▶ Excerpted data:
** BEGIN **

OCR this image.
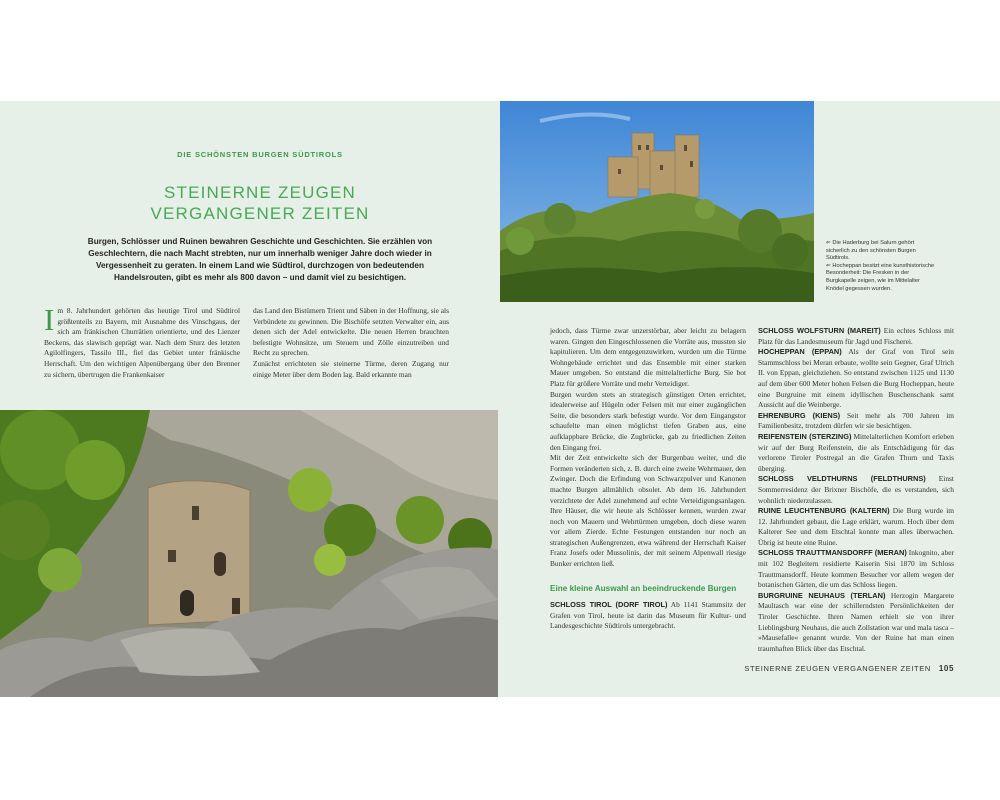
⇐ Die Haderburg bei Salurn gehört sicherlich zu den schönsten Burgen Südtirols.

⇐ Hocheppan besitzt eine kunsthistorische Besonderheit: Die Fresken in der Burgkapelle zeigen, wie im Mittelalter Knödel gegessen wurden.

DIE SCHÖNSTEN BURGEN SÜDTIROLS
STEINERNE ZEUGEN
VERGANGENER ZEITEN

Burgen, Schlösser und Ruinen bewahren Geschichte und Geschichten. Sie erzählen von Geschlechtern, die nach Macht strebten, nur um innerhalb weniger Jahre doch wieder in Vergessenheit zu geraten. In einem Land wie Südtirol, durchzogen von bedeutenden Handelsrouten, gibt es mehr als 800 davon – und damit viel zu besichtigen.

Im 8. Jahrhundert gehörten das heutige Tirol und Südtirol größtenteils zu Bayern, mit Ausnahme des Vinschgaus, der sich am fränkischen Churrätien orientierte, und des Lienzer Beckens, das slawisch geprägt war. Nach dem Sturz des letzten Agilolfingers, Tassilo III., fiel das Gebiet unter fränkische Herrschaft. Um den wichtigen Alpenübergang über den Brenner zu sichern, übertrugen die Frankenkaiser

das Land den Bistümern Trient und Säben in der Hoffnung, sie als Verbündete zu gewinnen. Die Bischöfe setzten Verwalter ein, aus denen sich der Adel entwickelte. Die neuen Herren brauchten befestigte Wohnsitze, um Steuern und Zölle einzutreiben und Recht zu sprechen.

Zunächst errichteten sie steinerne Türme, deren Zugang nur einige Meter über dem Boden lag. Bald erkannte man

jedoch, dass Türme zwar unzerstörbar, aber leicht zu belagern waren. Gingen den Eingeschlossenen die Vorräte aus, mussten sie kapitulieren. Um dem entgegenzuwirken, wurden um die Türme Wohngebäude errichtet und das Ensemble mit einer starken Mauer umgeben. So entstand die mittelalterliche Burg. Sie bot Platz für größere Vorräte und mehr Verteidiger.

Burgen wurden stets an strategisch günstigen Orten errichtet, idealerweise auf Hügeln oder Felsen mit nur einer zugänglichen Seite, die besonders stark befestigt wurde. Vor dem Eingangstor schaufelte man einen möglichst tiefen Graben aus, eine aufklappbare Brücke, die Zugbrücke, gab zu friedlichen Zeiten den Eingang frei.

Mit der Zeit entwickelte sich der Burgenbau weiter, und die Formen veränderten sich, z. B. durch eine zweite Wehrmauer, den Zwinger. Doch die Erfindung von Schwarzpulver und Kanonen machte Burgen allmählich obsolet. Ab dem 16. Jahrhundert verzichtete der Adel zunehmend auf echte Verteidigungsanlagen. Ihre Häuser, die wir heute als Schlösser kennen, wurden zwar noch von Mauern und Wehrtürmen umgeben, doch diese waren vor allem Zierde. Echte Festungen entstanden nur noch an strategischen Außengrenzen, etwa während der Herrschaft Kaiser Franz Josefs oder Mussolinis, der mit seinem Alpenwall riesige Bunker errichten ließ.

Eine kleine Auswahl an beeindruckende Burgen

SCHLOSS TIROL (DORF TIROL) Ab 1141 Stammsitz der Grafen von Tirol, heute ist darin das Museum für Kultur- und Landesgeschichte Südtirols untergebracht.

SCHLOSS WOLFSTURN (MAREIT) Ein echtes Schloss mit Platz für das Landesmuseum für Jagd und Fischerei.

HOCHEPPAN (EPPAN) Als der Graf von Tirol sein Stammschloss bei Meran erbaute, wollte sein Gegner, Graf Ulrich II. von Eppan, gleichziehen. So entstand zwischen 1125 und 1130 auf dem über 600 Meter hohen Felsen die Burg Hocheppan, heute eine Burgruine mit einem idyllischen Buschenschank samt Aussicht auf die Weinberge.

EHRENBURG (KIENS) Seit mehr als 700 Jahren im Familienbesitz, trotzdem dürfen wir sie besichtigen.

REIFENSTEIN (STERZING) Mittelalterlichen Komfort erleben wir auf der Burg Reifenstein, die als Entschädigung für das verlorene Tiroler Postregal an die Grafen Thurn und Taxis überging.

SCHLOSS VELDTHURNS (FELDTHURNS) Einst Sommerresidenz der Brixner Bischöfe, die es verstanden, sich wohnlich niederzulassen.

RUINE LEUCHTENBURG (KALTERN) Die Burg wurde im 12. Jahrhundert gebaut, die Lage erklärt, warum. Hoch über dem Kalterer See und dem Etschtal konnte man alles überwachen. Übrig ist heute eine Ruine.

SCHLOSS TRAUTTMANSDORFF (MERAN) Inkognito, aber mit 102 Begleitern residierte Kaiserin Sisi 1870 im Schloss Trauttmansdorff. Heute kommen Besucher vor allem wegen der botanischen Gärten, die um das Schloss liegen.

BURGRUINE NEUHAUS (TERLAN) Herzogin Margarete Maultasch war eine der schillerndsten Persönlichkeiten der Tiroler Geschichte. Ihren Namen erhielt sie von ihrer Lieblingsburg Neuhaus, die auch Zollstation war und mala tasca – »Mausefalle« genannt wurde. Von der Ruine hat man einen traumhaften Blick über das Etschtal.

STEINERNE ZEUGEN VERGANGENER ZEITEN 105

** END **

▶ Your task:
Return only the number of lines in the data above that include the word "ZEUGEN".

▶ Final result:
2